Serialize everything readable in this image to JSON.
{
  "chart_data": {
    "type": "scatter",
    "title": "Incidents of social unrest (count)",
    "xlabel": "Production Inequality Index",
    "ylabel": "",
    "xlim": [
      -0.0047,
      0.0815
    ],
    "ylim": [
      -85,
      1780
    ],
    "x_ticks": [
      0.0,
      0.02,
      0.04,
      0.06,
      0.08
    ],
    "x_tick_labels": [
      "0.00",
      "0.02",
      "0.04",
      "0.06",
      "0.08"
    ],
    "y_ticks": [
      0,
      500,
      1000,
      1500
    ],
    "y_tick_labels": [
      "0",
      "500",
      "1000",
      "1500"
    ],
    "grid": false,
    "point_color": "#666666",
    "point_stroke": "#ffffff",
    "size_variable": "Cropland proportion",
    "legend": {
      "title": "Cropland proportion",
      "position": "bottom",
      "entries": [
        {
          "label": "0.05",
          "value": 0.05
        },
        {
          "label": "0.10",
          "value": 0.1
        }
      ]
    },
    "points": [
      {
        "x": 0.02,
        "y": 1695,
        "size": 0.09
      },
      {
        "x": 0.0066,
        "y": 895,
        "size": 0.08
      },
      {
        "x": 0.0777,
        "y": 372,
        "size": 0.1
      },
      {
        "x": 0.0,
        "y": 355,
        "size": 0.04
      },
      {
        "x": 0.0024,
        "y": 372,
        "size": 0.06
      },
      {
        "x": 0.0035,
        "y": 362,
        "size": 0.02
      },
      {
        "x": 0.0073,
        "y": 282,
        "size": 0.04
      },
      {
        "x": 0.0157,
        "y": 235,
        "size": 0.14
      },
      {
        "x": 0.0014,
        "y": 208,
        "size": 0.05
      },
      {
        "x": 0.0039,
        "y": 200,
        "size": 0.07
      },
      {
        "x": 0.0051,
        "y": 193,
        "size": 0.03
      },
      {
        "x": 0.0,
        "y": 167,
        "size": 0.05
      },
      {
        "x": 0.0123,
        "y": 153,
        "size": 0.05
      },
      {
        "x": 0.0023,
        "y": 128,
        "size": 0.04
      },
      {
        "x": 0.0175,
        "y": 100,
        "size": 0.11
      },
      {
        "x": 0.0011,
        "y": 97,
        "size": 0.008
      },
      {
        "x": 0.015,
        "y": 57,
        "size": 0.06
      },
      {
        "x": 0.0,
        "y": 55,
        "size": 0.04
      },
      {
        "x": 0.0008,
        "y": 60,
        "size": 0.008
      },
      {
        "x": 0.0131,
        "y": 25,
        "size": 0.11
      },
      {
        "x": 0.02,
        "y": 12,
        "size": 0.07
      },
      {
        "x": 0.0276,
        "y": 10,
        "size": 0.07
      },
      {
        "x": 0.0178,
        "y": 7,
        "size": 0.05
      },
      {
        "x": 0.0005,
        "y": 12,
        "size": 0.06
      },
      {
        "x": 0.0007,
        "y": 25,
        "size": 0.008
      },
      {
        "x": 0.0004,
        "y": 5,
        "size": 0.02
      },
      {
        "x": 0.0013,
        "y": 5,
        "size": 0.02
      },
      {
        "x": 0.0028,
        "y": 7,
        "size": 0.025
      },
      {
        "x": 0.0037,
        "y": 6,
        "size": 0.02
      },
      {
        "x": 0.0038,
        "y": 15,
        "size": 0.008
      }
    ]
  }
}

What the task asks:
Word for word, restate all of the data shown above.

Finished exercise:
Serialize everything readable in this image to JSON.
{
  "chart_data": {
    "type": "scatter",
    "title": "Incidents of social unrest (count)",
    "xlabel": "Production Inequality Index",
    "ylabel": "",
    "xlim": [
      -0.0047,
      0.0815
    ],
    "ylim": [
      -85,
      1780
    ],
    "x_ticks": [
      0.0,
      0.02,
      0.04,
      0.06,
      0.08
    ],
    "x_tick_labels": [
      "0.00",
      "0.02",
      "0.04",
      "0.06",
      "0.08"
    ],
    "y_ticks": [
      0,
      500,
      1000,
      1500
    ],
    "y_tick_labels": [
      "0",
      "500",
      "1000",
      "1500"
    ],
    "grid": false,
    "point_color": "#666666",
    "point_stroke": "#ffffff",
    "size_variable": "Cropland proportion",
    "legend": {
      "title": "Cropland proportion",
      "position": "bottom",
      "entries": [
        {
          "label": "0.05",
          "value": 0.05
        },
        {
          "label": "0.10",
          "value": 0.1
        }
      ]
    },
    "points": [
      {
        "x": 0.02,
        "y": 1695,
        "size": 0.09
      },
      {
        "x": 0.0066,
        "y": 895,
        "size": 0.08
      },
      {
        "x": 0.0777,
        "y": 372,
        "size": 0.1
      },
      {
        "x": 0.0,
        "y": 355,
        "size": 0.04
      },
      {
        "x": 0.0024,
        "y": 372,
        "size": 0.06
      },
      {
        "x": 0.0035,
        "y": 362,
        "size": 0.02
      },
      {
        "x": 0.0073,
        "y": 282,
        "size": 0.04
      },
      {
        "x": 0.0157,
        "y": 235,
        "size": 0.14
      },
      {
        "x": 0.0014,
        "y": 208,
        "size": 0.05
      },
      {
        "x": 0.0039,
        "y": 200,
        "size": 0.07
      },
      {
        "x": 0.0051,
        "y": 193,
        "size": 0.03
      },
      {
        "x": 0.0,
        "y": 167,
        "size": 0.05
      },
      {
        "x": 0.0123,
        "y": 153,
        "size": 0.05
      },
      {
        "x": 0.0023,
        "y": 128,
        "size": 0.04
      },
      {
        "x": 0.0175,
        "y": 100,
        "size": 0.11
      },
      {
        "x": 0.0011,
        "y": 97,
        "size": 0.008
      },
      {
        "x": 0.015,
        "y": 57,
        "size": 0.06
      },
      {
        "x": 0.0,
        "y": 55,
        "size": 0.04
      },
      {
        "x": 0.0008,
        "y": 60,
        "size": 0.008
      },
      {
        "x": 0.0131,
        "y": 25,
        "size": 0.11
      },
      {
        "x": 0.02,
        "y": 12,
        "size": 0.07
      },
      {
        "x": 0.0276,
        "y": 10,
        "size": 0.07
      },
      {
        "x": 0.0178,
        "y": 7,
        "size": 0.05
      },
      {
        "x": 0.0005,
        "y": 12,
        "size": 0.06
      },
      {
        "x": 0.0007,
        "y": 25,
        "size": 0.008
      },
      {
        "x": 0.0004,
        "y": 5,
        "size": 0.02
      },
      {
        "x": 0.0013,
        "y": 5,
        "size": 0.02
      },
      {
        "x": 0.0028,
        "y": 7,
        "size": 0.025
      },
      {
        "x": 0.0037,
        "y": 6,
        "size": 0.02
      },
      {
        "x": 0.0038,
        "y": 15,
        "size": 0.008
      }
    ]
  }
}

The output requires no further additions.